- [Materials provided]:
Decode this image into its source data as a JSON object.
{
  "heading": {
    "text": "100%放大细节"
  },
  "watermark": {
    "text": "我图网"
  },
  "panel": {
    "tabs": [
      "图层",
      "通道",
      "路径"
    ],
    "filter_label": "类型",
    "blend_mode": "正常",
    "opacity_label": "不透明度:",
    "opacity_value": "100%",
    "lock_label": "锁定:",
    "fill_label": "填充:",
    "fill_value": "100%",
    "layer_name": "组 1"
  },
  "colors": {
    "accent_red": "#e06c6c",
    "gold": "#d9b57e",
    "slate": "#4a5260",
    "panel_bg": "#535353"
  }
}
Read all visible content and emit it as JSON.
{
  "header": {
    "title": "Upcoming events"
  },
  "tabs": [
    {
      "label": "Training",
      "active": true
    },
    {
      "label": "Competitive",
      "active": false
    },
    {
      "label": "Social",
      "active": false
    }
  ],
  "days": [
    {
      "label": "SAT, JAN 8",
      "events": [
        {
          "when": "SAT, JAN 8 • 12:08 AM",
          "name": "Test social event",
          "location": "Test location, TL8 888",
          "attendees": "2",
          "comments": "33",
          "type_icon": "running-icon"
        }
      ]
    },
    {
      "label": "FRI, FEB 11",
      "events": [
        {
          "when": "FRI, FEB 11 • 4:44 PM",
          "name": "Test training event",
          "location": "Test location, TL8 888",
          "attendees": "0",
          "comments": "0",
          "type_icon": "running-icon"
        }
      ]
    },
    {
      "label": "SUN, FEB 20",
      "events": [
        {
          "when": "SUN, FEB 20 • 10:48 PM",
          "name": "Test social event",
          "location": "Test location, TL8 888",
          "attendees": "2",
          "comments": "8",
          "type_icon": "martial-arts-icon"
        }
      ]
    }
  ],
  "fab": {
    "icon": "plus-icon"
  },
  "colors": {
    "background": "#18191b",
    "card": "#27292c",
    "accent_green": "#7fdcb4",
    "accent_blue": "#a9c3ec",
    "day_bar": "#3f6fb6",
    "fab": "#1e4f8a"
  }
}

- [Requirement]: Find the lines above holding the word "JSON" and show them.

- [Result of the task]:
Decode this image into its source data as a JSON object.
Read all visible content and emit it as JSON.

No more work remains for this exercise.